Return each of the following rows verbatim, keeping every character unchanged.
[Begin WORKING DATA]
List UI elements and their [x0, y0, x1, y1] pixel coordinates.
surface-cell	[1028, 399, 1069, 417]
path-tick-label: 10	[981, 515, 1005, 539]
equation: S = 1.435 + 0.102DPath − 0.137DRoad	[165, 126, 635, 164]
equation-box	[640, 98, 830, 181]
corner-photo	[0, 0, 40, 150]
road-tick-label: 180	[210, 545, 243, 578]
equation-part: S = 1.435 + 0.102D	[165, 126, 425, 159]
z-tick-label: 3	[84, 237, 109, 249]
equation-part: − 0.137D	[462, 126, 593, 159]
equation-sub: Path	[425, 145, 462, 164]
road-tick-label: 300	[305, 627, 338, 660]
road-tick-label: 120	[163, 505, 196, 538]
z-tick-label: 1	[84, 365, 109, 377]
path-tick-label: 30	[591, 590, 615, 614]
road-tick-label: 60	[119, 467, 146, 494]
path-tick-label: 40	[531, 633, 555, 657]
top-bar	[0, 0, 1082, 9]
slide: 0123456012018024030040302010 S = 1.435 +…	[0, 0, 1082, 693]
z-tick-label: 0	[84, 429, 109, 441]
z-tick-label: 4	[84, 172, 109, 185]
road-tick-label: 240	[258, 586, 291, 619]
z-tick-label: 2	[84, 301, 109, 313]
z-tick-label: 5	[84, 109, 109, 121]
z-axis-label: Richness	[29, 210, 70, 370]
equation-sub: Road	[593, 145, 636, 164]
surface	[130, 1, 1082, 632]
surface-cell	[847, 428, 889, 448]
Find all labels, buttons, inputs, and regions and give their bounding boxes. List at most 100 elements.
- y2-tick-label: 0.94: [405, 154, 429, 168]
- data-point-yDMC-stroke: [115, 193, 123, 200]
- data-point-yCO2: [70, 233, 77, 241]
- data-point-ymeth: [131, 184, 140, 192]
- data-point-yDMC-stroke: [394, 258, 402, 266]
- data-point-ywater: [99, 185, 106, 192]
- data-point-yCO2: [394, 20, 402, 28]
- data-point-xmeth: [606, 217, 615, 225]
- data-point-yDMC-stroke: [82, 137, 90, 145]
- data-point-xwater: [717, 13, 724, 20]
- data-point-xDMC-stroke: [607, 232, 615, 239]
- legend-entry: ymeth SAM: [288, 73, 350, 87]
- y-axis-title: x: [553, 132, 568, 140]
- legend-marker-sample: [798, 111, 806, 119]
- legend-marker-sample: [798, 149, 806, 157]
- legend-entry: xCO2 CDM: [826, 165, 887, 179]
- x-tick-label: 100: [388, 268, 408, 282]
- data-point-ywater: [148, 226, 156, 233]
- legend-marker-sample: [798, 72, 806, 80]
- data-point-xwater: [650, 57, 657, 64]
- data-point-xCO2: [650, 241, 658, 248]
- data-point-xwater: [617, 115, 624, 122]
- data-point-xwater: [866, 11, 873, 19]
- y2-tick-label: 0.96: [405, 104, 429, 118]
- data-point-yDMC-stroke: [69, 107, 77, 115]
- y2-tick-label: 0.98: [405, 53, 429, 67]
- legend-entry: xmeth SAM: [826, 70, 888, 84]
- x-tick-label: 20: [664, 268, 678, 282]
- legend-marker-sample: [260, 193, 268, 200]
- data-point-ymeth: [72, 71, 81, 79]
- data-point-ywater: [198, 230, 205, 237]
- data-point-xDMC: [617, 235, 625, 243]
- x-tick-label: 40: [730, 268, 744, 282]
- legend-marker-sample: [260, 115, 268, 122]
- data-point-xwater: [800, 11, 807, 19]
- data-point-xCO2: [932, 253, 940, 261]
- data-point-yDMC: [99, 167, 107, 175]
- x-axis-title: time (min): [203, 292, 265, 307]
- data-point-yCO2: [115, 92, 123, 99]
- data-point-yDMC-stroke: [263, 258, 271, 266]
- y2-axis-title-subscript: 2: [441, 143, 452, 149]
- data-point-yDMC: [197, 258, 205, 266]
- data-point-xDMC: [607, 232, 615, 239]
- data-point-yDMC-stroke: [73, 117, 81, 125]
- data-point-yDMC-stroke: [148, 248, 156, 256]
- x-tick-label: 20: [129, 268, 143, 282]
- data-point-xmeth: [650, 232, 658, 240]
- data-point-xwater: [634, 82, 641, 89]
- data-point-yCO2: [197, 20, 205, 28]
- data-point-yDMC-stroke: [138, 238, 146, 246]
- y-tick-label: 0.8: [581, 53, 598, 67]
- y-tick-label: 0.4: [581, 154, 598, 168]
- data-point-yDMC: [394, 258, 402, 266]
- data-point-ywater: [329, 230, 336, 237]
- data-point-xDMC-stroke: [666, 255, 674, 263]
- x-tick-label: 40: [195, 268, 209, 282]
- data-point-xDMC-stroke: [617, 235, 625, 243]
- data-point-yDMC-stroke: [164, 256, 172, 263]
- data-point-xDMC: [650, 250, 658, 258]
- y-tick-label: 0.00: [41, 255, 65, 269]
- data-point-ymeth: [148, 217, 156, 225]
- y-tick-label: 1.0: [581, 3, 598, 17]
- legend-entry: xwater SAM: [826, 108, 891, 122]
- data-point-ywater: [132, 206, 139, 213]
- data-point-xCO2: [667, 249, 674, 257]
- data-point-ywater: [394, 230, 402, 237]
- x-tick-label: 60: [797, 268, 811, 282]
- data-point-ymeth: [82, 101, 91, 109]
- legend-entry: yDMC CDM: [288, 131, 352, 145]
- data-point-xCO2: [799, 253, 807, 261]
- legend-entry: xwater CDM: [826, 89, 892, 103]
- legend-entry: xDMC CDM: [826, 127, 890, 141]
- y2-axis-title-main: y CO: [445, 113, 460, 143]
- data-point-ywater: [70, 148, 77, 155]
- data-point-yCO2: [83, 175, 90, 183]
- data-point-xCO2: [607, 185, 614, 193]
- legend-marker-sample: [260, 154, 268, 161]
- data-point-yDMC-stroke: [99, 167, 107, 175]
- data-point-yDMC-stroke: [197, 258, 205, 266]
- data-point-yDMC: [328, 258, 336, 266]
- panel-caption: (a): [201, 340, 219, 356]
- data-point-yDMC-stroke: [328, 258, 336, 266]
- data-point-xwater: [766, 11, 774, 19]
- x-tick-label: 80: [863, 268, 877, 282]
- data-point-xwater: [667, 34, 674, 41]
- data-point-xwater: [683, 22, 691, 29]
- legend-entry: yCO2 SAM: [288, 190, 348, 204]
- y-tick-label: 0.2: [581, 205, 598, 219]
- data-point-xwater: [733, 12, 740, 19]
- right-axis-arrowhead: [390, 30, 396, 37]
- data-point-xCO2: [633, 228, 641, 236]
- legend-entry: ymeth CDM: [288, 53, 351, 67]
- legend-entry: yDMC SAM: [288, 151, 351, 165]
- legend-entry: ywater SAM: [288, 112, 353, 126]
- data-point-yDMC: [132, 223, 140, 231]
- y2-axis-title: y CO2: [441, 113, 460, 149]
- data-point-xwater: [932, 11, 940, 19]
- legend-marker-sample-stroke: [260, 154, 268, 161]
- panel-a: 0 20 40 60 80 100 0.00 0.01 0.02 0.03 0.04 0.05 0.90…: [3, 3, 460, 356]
[End WORKING DATA]
> [CORRECT RESPONSE]
List UI elements and their [x0, y0, x1, y1] pixel coordinates.
surface-cell	[1028, 399, 1069, 417]
path-tick-label: 10	[981, 515, 1005, 539]
equation: S = 1.435 + 0.102DPath − 0.137DRoad	[165, 126, 635, 164]
equation-box	[640, 98, 830, 181]
corner-photo	[0, 0, 40, 150]
road-tick-label: 180	[210, 545, 243, 578]
equation-part: S = 1.435 + 0.102D	[165, 126, 425, 159]
z-tick-label: 3	[84, 237, 109, 249]
equation-part: − 0.137D	[462, 126, 593, 159]
equation-sub: Path	[425, 145, 462, 164]
road-tick-label: 300	[305, 627, 338, 660]
road-tick-label: 120	[163, 505, 196, 538]
z-tick-label: 1	[84, 365, 109, 377]
path-tick-label: 30	[591, 590, 615, 614]
road-tick-label: 60	[119, 467, 146, 494]
path-tick-label: 40	[531, 633, 555, 657]
top-bar	[0, 0, 1082, 9]
slide: 0123456012018024030040302010 S = 1.435 +…	[0, 0, 1082, 693]
z-tick-label: 0	[84, 429, 109, 441]
z-tick-label: 4	[84, 172, 109, 185]
road-tick-label: 240	[258, 586, 291, 619]
z-tick-label: 2	[84, 301, 109, 313]
z-tick-label: 5	[84, 109, 109, 121]
z-axis-label: Richness	[29, 210, 70, 370]
equation-sub: Road	[593, 145, 636, 164]
surface	[130, 1, 1082, 632]
surface-cell	[847, 428, 889, 448]
Find all labels, buttons, inputs, and regions and give their bounding boxes. List at most 100 elements.
- y2-tick-label: 0.94: [405, 154, 429, 168]
- data-point-yDMC-stroke: [115, 193, 123, 200]
- data-point-yCO2: [70, 233, 77, 241]
- data-point-ymeth: [131, 184, 140, 192]
- data-point-yDMC-stroke: [394, 258, 402, 266]
- data-point-ywater: [99, 185, 106, 192]
- data-point-yCO2: [394, 20, 402, 28]
- data-point-xmeth: [606, 217, 615, 225]
- data-point-yDMC-stroke: [82, 137, 90, 145]
- data-point-xwater: [717, 13, 724, 20]
- data-point-xDMC-stroke: [607, 232, 615, 239]
- legend-entry: ymeth SAM: [288, 73, 350, 87]
- y-axis-title: x: [553, 132, 568, 140]
- legend-marker-sample: [798, 111, 806, 119]
- legend-marker-sample: [798, 149, 806, 157]
- legend-entry: xCO2 CDM: [826, 165, 887, 179]
- x-tick-label: 100: [388, 268, 408, 282]
- data-point-ywater: [148, 226, 156, 233]
- legend-marker-sample: [798, 72, 806, 80]
- data-point-xwater: [650, 57, 657, 64]
- data-point-xCO2: [650, 241, 658, 248]
- data-point-xwater: [617, 115, 624, 122]
- data-point-xwater: [866, 11, 873, 19]
- y2-tick-label: 0.96: [405, 104, 429, 118]
- data-point-yDMC-stroke: [69, 107, 77, 115]
- y2-tick-label: 0.98: [405, 53, 429, 67]
- legend-entry: xmeth SAM: [826, 70, 888, 84]
- x-tick-label: 20: [664, 268, 678, 282]
- legend-marker-sample: [260, 193, 268, 200]
- data-point-ymeth: [72, 71, 81, 79]
- data-point-ywater: [198, 230, 205, 237]
- data-point-xDMC: [617, 235, 625, 243]
- x-tick-label: 40: [730, 268, 744, 282]
- legend-marker-sample: [260, 115, 268, 122]
- data-point-xwater: [800, 11, 807, 19]
- data-point-xCO2: [932, 253, 940, 261]
- data-point-yDMC: [99, 167, 107, 175]
- x-axis-title: time (min): [203, 292, 265, 307]
- data-point-yCO2: [115, 92, 123, 99]
- data-point-yDMC-stroke: [263, 258, 271, 266]
- y2-axis-title-subscript: 2: [441, 143, 452, 149]
- data-point-yDMC: [197, 258, 205, 266]
- data-point-xDMC: [607, 232, 615, 239]
- data-point-yDMC-stroke: [73, 117, 81, 125]
- data-point-yDMC-stroke: [148, 248, 156, 256]
- x-tick-label: 20: [129, 268, 143, 282]
- data-point-xmeth: [650, 232, 658, 240]
- data-point-xwater: [634, 82, 641, 89]
- data-point-yCO2: [197, 20, 205, 28]
- data-point-yDMC-stroke: [138, 238, 146, 246]
- y-tick-label: 0.8: [581, 53, 598, 67]
- y-tick-label: 0.4: [581, 154, 598, 168]
- data-point-yDMC: [394, 258, 402, 266]
- data-point-ywater: [329, 230, 336, 237]
- data-point-xDMC-stroke: [666, 255, 674, 263]
- x-tick-label: 40: [195, 268, 209, 282]
- data-point-xDMC-stroke: [617, 235, 625, 243]
- data-point-yDMC-stroke: [164, 256, 172, 263]
- data-point-xDMC: [650, 250, 658, 258]
- y-tick-label: 0.00: [41, 255, 65, 269]
- data-point-ymeth: [148, 217, 156, 225]
- y-tick-label: 1.0: [581, 3, 598, 17]
- legend-entry: xwater SAM: [826, 108, 891, 122]
- data-point-ywater: [132, 206, 139, 213]
- data-point-xCO2: [667, 249, 674, 257]
- data-point-ywater: [394, 230, 402, 237]
- x-tick-label: 60: [797, 268, 811, 282]
- data-point-ymeth: [82, 101, 91, 109]
- legend-entry: yDMC CDM: [288, 131, 352, 145]
- data-point-xCO2: [799, 253, 807, 261]
- legend-entry: xwater CDM: [826, 89, 892, 103]
- legend-entry: xDMC CDM: [826, 127, 890, 141]
- y2-axis-title-main: y CO: [445, 113, 460, 143]
- data-point-ywater: [70, 148, 77, 155]
- data-point-yCO2: [83, 175, 90, 183]
- data-point-xCO2: [607, 185, 614, 193]
- legend-marker-sample: [260, 154, 268, 161]
- data-point-yDMC-stroke: [99, 167, 107, 175]
- data-point-yDMC-stroke: [197, 258, 205, 266]
- data-point-yDMC: [328, 258, 336, 266]
- panel-caption: (a): [201, 340, 219, 356]
- data-point-yDMC-stroke: [328, 258, 336, 266]
- data-point-xwater: [766, 11, 774, 19]
- x-tick-label: 80: [863, 268, 877, 282]
- data-point-xwater: [667, 34, 674, 41]
- data-point-xwater: [683, 22, 691, 29]
- legend-entry: yCO2 SAM: [288, 190, 348, 204]
- y-tick-label: 0.2: [581, 205, 598, 219]
- data-point-xwater: [733, 12, 740, 19]
- right-axis-arrowhead: [390, 30, 396, 37]
- data-point-xCO2: [633, 228, 641, 236]
- legend-entry: ymeth CDM: [288, 53, 351, 67]
- legend-entry: yDMC SAM: [288, 151, 351, 165]
- legend-entry: ywater SAM: [288, 112, 353, 126]
- data-point-yDMC: [132, 223, 140, 231]
- y2-axis-title: y CO2: [441, 113, 460, 149]
- data-point-xwater: [932, 11, 940, 19]
- legend-marker-sample-stroke: [260, 154, 268, 161]
- panel-a: 0 20 40 60 80 100 0.00 0.01 0.02 0.03 0.04 0.05 0.90…: [3, 3, 460, 356]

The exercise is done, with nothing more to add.